[begin GIVEN INFORMATION]
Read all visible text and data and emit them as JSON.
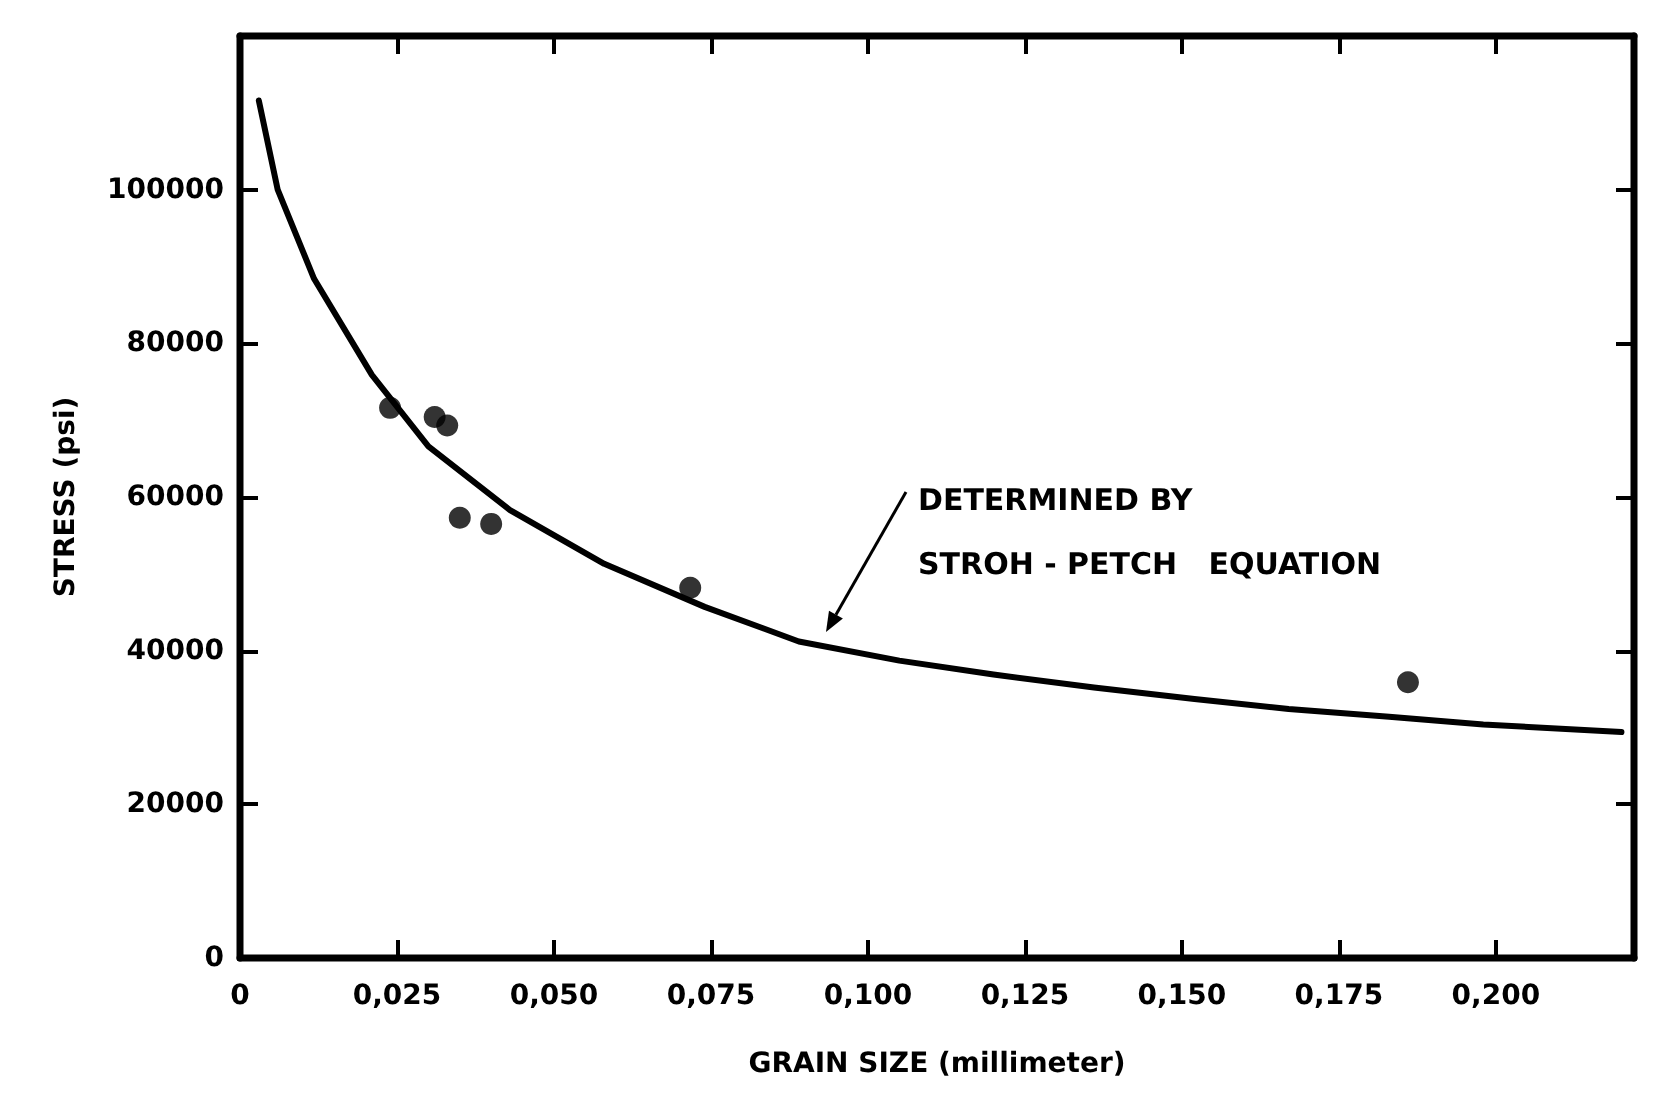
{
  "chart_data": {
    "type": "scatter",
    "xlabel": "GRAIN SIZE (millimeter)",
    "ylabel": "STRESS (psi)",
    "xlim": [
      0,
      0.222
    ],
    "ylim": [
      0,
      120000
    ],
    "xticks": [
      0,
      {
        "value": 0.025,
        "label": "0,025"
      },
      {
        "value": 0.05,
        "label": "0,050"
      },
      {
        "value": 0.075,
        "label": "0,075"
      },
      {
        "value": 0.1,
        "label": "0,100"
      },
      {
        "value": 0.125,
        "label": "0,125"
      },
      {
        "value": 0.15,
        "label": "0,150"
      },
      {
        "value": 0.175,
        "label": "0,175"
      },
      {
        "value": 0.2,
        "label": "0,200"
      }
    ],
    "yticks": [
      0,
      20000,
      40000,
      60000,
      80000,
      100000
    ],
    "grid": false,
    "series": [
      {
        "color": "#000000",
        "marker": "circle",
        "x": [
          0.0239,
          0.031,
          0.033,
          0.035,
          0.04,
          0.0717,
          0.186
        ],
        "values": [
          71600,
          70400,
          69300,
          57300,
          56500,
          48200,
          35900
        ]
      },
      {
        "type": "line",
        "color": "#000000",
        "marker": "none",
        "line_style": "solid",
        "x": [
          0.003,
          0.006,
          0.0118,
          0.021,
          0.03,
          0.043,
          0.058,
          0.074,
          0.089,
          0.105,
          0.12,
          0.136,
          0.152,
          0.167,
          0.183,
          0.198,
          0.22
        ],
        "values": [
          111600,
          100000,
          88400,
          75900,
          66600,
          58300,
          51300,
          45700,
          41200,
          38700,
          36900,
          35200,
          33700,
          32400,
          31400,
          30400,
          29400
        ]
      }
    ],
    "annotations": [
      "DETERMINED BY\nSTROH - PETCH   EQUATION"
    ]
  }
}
[end GIVEN INFORMATION]
[begin GIVEN INFORMATION]
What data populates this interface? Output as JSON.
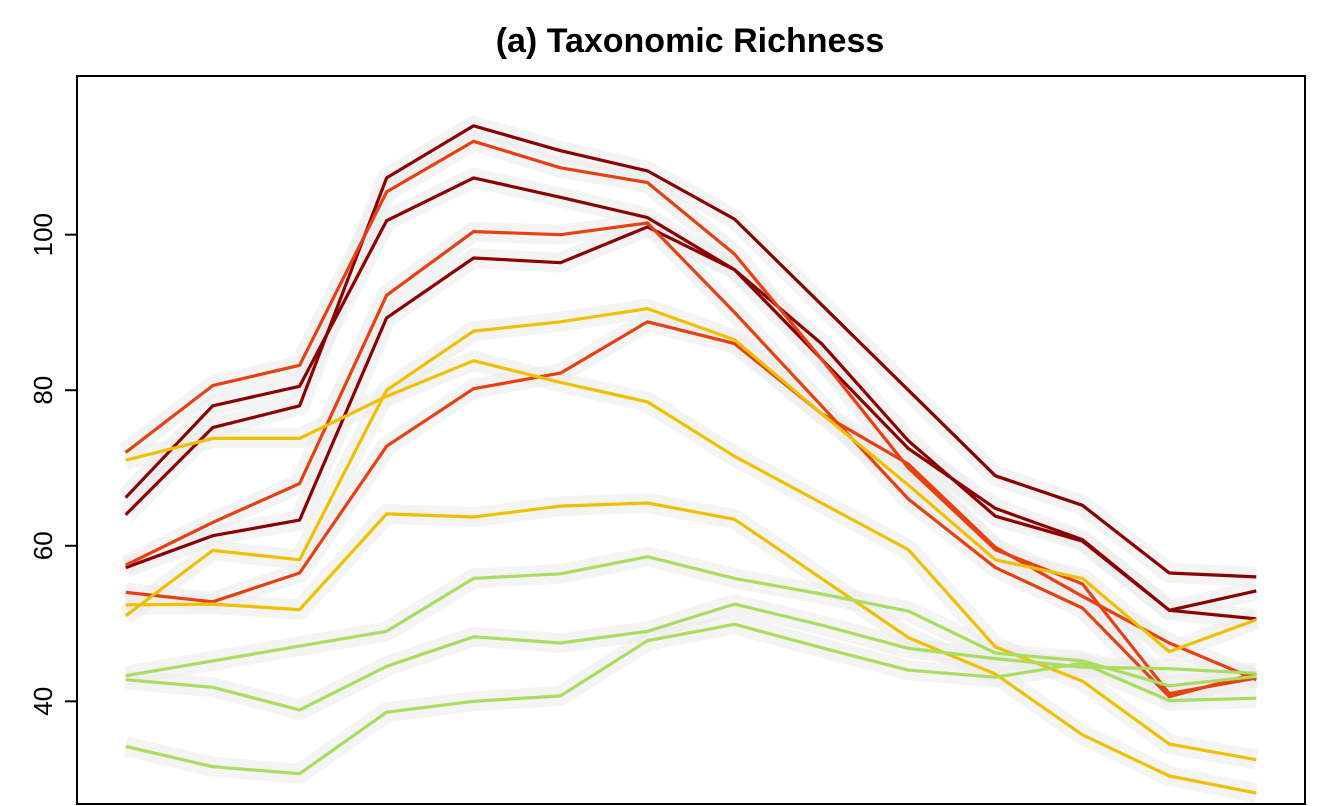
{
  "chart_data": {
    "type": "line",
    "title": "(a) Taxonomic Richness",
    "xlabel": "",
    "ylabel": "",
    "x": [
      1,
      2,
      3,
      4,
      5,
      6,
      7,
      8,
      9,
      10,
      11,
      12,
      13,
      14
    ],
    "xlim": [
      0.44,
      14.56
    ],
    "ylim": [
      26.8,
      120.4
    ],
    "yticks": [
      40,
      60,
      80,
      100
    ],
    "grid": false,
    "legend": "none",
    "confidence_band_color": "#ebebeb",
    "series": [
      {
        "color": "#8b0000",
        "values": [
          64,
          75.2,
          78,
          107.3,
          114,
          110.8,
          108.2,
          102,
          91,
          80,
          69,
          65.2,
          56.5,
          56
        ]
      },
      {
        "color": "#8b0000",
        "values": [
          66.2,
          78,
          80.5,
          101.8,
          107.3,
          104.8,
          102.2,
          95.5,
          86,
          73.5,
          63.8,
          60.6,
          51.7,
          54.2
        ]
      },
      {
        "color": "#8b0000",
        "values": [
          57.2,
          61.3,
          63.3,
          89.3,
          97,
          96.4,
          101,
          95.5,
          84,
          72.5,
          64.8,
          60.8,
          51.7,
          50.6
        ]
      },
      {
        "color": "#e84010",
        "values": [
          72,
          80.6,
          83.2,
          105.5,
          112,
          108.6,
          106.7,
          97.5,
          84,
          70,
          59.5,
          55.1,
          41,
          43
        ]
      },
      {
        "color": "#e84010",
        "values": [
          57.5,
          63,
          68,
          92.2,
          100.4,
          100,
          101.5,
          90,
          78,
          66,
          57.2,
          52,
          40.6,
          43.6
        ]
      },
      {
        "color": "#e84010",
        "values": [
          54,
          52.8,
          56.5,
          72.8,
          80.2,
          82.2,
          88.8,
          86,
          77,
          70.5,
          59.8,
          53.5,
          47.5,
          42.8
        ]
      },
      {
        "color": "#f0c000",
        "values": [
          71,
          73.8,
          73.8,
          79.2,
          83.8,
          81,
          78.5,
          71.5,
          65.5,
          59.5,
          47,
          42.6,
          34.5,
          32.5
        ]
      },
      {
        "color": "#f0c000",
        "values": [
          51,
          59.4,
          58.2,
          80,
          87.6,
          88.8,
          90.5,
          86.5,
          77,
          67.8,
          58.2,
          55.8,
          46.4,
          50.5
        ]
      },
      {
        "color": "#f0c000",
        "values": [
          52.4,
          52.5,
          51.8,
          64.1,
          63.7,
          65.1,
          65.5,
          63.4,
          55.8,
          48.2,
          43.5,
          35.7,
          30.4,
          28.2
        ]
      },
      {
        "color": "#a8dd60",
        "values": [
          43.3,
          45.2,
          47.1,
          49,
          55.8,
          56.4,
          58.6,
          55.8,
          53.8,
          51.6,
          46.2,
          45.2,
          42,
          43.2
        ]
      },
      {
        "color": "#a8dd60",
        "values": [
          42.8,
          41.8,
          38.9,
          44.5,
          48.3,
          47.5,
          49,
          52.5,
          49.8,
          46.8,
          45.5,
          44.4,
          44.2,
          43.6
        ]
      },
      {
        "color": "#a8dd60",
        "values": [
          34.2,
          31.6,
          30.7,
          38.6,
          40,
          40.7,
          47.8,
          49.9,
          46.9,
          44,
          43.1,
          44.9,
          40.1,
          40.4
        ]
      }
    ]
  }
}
[end GIVEN INFORMATION]
The word "JSON" appears in how many lines of the records? Give the number only.

(CORRECT ANSWER):
2